# Short task
Each line of the material below should be reproduced exactly.

# Dataset rows

* start *

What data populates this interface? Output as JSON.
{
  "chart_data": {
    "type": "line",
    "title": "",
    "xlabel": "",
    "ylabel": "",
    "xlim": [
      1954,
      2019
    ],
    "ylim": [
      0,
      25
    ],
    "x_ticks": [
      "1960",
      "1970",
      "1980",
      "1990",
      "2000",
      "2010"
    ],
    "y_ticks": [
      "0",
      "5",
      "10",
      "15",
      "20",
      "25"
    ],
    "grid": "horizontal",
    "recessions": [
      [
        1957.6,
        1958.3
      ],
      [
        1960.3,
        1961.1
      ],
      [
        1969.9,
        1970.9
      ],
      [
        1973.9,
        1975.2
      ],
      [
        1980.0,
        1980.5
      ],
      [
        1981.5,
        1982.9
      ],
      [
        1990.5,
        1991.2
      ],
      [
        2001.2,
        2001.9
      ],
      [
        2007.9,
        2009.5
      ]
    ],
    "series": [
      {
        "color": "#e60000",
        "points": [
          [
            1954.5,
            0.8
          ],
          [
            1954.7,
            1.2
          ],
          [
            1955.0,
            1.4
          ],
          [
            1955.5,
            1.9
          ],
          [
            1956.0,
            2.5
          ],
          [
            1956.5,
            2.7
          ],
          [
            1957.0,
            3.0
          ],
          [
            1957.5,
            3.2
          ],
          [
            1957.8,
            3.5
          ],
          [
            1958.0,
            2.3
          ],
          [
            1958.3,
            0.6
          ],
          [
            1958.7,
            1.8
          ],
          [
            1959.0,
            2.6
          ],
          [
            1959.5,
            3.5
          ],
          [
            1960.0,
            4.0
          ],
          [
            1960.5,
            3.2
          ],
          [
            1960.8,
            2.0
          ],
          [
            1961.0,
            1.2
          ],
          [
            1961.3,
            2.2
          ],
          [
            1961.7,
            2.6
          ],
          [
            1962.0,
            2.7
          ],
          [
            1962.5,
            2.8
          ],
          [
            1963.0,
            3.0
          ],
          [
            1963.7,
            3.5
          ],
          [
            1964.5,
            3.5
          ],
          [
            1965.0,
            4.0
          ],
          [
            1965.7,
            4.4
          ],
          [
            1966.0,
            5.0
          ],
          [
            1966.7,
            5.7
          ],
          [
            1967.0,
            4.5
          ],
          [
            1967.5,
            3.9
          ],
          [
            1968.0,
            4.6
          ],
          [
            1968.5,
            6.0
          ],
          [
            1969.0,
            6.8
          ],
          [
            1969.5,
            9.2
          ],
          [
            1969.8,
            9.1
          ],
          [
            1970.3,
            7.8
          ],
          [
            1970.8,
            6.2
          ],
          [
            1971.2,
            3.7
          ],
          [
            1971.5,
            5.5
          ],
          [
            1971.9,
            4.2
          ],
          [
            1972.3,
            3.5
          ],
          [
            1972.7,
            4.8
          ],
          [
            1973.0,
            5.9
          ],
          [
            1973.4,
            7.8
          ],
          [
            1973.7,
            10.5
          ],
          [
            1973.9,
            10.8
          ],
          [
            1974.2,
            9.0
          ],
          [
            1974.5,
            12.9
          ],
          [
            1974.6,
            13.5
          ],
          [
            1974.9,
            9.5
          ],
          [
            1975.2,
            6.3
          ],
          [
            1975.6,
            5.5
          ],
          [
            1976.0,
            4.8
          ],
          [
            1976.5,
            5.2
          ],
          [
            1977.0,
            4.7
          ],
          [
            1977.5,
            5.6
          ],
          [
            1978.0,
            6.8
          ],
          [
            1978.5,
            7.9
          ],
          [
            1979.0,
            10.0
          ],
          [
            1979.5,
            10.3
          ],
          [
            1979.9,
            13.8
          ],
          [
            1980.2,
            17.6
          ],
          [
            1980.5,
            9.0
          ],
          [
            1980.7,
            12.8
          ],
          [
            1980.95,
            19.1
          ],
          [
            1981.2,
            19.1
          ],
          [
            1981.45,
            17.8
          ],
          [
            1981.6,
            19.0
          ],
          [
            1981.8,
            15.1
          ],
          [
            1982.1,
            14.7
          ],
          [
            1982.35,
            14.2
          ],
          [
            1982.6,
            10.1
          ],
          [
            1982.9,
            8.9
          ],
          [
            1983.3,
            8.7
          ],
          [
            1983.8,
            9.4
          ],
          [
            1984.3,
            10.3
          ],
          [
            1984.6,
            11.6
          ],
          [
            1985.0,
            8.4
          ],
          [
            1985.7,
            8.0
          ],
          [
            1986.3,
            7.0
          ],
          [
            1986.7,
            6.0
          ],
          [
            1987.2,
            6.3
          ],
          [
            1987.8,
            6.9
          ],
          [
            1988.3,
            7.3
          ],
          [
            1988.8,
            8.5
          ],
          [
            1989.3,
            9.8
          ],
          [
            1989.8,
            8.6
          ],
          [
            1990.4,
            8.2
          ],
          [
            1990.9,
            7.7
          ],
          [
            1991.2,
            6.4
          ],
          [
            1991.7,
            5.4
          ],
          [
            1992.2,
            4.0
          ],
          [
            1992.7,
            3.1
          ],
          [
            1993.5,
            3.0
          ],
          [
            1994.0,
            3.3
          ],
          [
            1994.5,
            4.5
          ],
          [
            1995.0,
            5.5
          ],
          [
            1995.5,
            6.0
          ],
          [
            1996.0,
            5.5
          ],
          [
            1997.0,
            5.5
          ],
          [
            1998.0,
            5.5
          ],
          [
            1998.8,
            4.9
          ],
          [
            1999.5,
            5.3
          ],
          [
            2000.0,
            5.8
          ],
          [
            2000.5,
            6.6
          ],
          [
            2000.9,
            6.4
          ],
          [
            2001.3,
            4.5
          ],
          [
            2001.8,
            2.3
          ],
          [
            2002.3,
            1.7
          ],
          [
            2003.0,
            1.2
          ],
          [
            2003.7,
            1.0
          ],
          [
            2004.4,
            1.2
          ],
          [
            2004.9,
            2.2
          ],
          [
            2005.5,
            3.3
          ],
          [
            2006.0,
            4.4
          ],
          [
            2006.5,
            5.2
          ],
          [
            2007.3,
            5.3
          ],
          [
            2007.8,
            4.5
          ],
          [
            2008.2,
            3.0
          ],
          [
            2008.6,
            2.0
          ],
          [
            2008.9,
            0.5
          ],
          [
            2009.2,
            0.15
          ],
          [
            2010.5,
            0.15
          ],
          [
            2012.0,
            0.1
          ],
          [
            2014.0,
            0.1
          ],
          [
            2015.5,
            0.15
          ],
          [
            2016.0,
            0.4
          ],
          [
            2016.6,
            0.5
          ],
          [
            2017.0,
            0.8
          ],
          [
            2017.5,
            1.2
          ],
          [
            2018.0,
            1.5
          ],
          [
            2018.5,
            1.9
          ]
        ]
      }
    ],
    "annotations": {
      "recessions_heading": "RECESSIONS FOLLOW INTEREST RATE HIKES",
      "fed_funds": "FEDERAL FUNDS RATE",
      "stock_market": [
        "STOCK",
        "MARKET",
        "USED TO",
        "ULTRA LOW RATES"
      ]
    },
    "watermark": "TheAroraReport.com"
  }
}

* end *

# Reply to the exercise
What data populates this interface? Output as JSON.
{
  "chart_data": {
    "type": "line",
    "title": "",
    "xlabel": "",
    "ylabel": "",
    "xlim": [
      1954,
      2019
    ],
    "ylim": [
      0,
      25
    ],
    "x_ticks": [
      "1960",
      "1970",
      "1980",
      "1990",
      "2000",
      "2010"
    ],
    "y_ticks": [
      "0",
      "5",
      "10",
      "15",
      "20",
      "25"
    ],
    "grid": "horizontal",
    "recessions": [
      [
        1957.6,
        1958.3
      ],
      [
        1960.3,
        1961.1
      ],
      [
        1969.9,
        1970.9
      ],
      [
        1973.9,
        1975.2
      ],
      [
        1980.0,
        1980.5
      ],
      [
        1981.5,
        1982.9
      ],
      [
        1990.5,
        1991.2
      ],
      [
        2001.2,
        2001.9
      ],
      [
        2007.9,
        2009.5
      ]
    ],
    "series": [
      {
        "color": "#e60000",
        "points": [
          [
            1954.5,
            0.8
          ],
          [
            1954.7,
            1.2
          ],
          [
            1955.0,
            1.4
          ],
          [
            1955.5,
            1.9
          ],
          [
            1956.0,
            2.5
          ],
          [
            1956.5,
            2.7
          ],
          [
            1957.0,
            3.0
          ],
          [
            1957.5,
            3.2
          ],
          [
            1957.8,
            3.5
          ],
          [
            1958.0,
            2.3
          ],
          [
            1958.3,
            0.6
          ],
          [
            1958.7,
            1.8
          ],
          [
            1959.0,
            2.6
          ],
          [
            1959.5,
            3.5
          ],
          [
            1960.0,
            4.0
          ],
          [
            1960.5,
            3.2
          ],
          [
            1960.8,
            2.0
          ],
          [
            1961.0,
            1.2
          ],
          [
            1961.3,
            2.2
          ],
          [
            1961.7,
            2.6
          ],
          [
            1962.0,
            2.7
          ],
          [
            1962.5,
            2.8
          ],
          [
            1963.0,
            3.0
          ],
          [
            1963.7,
            3.5
          ],
          [
            1964.5,
            3.5
          ],
          [
            1965.0,
            4.0
          ],
          [
            1965.7,
            4.4
          ],
          [
            1966.0,
            5.0
          ],
          [
            1966.7,
            5.7
          ],
          [
            1967.0,
            4.5
          ],
          [
            1967.5,
            3.9
          ],
          [
            1968.0,
            4.6
          ],
          [
            1968.5,
            6.0
          ],
          [
            1969.0,
            6.8
          ],
          [
            1969.5,
            9.2
          ],
          [
            1969.8,
            9.1
          ],
          [
            1970.3,
            7.8
          ],
          [
            1970.8,
            6.2
          ],
          [
            1971.2,
            3.7
          ],
          [
            1971.5,
            5.5
          ],
          [
            1971.9,
            4.2
          ],
          [
            1972.3,
            3.5
          ],
          [
            1972.7,
            4.8
          ],
          [
            1973.0,
            5.9
          ],
          [
            1973.4,
            7.8
          ],
          [
            1973.7,
            10.5
          ],
          [
            1973.9,
            10.8
          ],
          [
            1974.2,
            9.0
          ],
          [
            1974.5,
            12.9
          ],
          [
            1974.6,
            13.5
          ],
          [
            1974.9,
            9.5
          ],
          [
            1975.2,
            6.3
          ],
          [
            1975.6,
            5.5
          ],
          [
            1976.0,
            4.8
          ],
          [
            1976.5,
            5.2
          ],
          [
            1977.0,
            4.7
          ],
          [
            1977.5,
            5.6
          ],
          [
            1978.0,
            6.8
          ],
          [
            1978.5,
            7.9
          ],
          [
            1979.0,
            10.0
          ],
          [
            1979.5,
            10.3
          ],
          [
            1979.9,
            13.8
          ],
          [
            1980.2,
            17.6
          ],
          [
            1980.5,
            9.0
          ],
          [
            1980.7,
            12.8
          ],
          [
            1980.95,
            19.1
          ],
          [
            1981.2,
            19.1
          ],
          [
            1981.45,
            17.8
          ],
          [
            1981.6,
            19.0
          ],
          [
            1981.8,
            15.1
          ],
          [
            1982.1,
            14.7
          ],
          [
            1982.35,
            14.2
          ],
          [
            1982.6,
            10.1
          ],
          [
            1982.9,
            8.9
          ],
          [
            1983.3,
            8.7
          ],
          [
            1983.8,
            9.4
          ],
          [
            1984.3,
            10.3
          ],
          [
            1984.6,
            11.6
          ],
          [
            1985.0,
            8.4
          ],
          [
            1985.7,
            8.0
          ],
          [
            1986.3,
            7.0
          ],
          [
            1986.7,
            6.0
          ],
          [
            1987.2,
            6.3
          ],
          [
            1987.8,
            6.9
          ],
          [
            1988.3,
            7.3
          ],
          [
            1988.8,
            8.5
          ],
          [
            1989.3,
            9.8
          ],
          [
            1989.8,
            8.6
          ],
          [
            1990.4,
            8.2
          ],
          [
            1990.9,
            7.7
          ],
          [
            1991.2,
            6.4
          ],
          [
            1991.7,
            5.4
          ],
          [
            1992.2,
            4.0
          ],
          [
            1992.7,
            3.1
          ],
          [
            1993.5,
            3.0
          ],
          [
            1994.0,
            3.3
          ],
          [
            1994.5,
            4.5
          ],
          [
            1995.0,
            5.5
          ],
          [
            1995.5,
            6.0
          ],
          [
            1996.0,
            5.5
          ],
          [
            1997.0,
            5.5
          ],
          [
            1998.0,
            5.5
          ],
          [
            1998.8,
            4.9
          ],
          [
            1999.5,
            5.3
          ],
          [
            2000.0,
            5.8
          ],
          [
            2000.5,
            6.6
          ],
          [
            2000.9,
            6.4
          ],
          [
            2001.3,
            4.5
          ],
          [
            2001.8,
            2.3
          ],
          [
            2002.3,
            1.7
          ],
          [
            2003.0,
            1.2
          ],
          [
            2003.7,
            1.0
          ],
          [
            2004.4,
            1.2
          ],
          [
            2004.9,
            2.2
          ],
          [
            2005.5,
            3.3
          ],
          [
            2006.0,
            4.4
          ],
          [
            2006.5,
            5.2
          ],
          [
            2007.3,
            5.3
          ],
          [
            2007.8,
            4.5
          ],
          [
            2008.2,
            3.0
          ],
          [
            2008.6,
            2.0
          ],
          [
            2008.9,
            0.5
          ],
          [
            2009.2,
            0.15
          ],
          [
            2010.5,
            0.15
          ],
          [
            2012.0,
            0.1
          ],
          [
            2014.0,
            0.1
          ],
          [
            2015.5,
            0.15
          ],
          [
            2016.0,
            0.4
          ],
          [
            2016.6,
            0.5
          ],
          [
            2017.0,
            0.8
          ],
          [
            2017.5,
            1.2
          ],
          [
            2018.0,
            1.5
          ],
          [
            2018.5,
            1.9
          ]
        ]
      }
    ],
    "annotations": {
      "recessions_heading": "RECESSIONS FOLLOW INTEREST RATE HIKES",
      "fed_funds": "FEDERAL FUNDS RATE",
      "stock_market": [
        "STOCK",
        "MARKET",
        "USED TO",
        "ULTRA LOW RATES"
      ]
    },
    "watermark": "TheAroraReport.com"
  }
}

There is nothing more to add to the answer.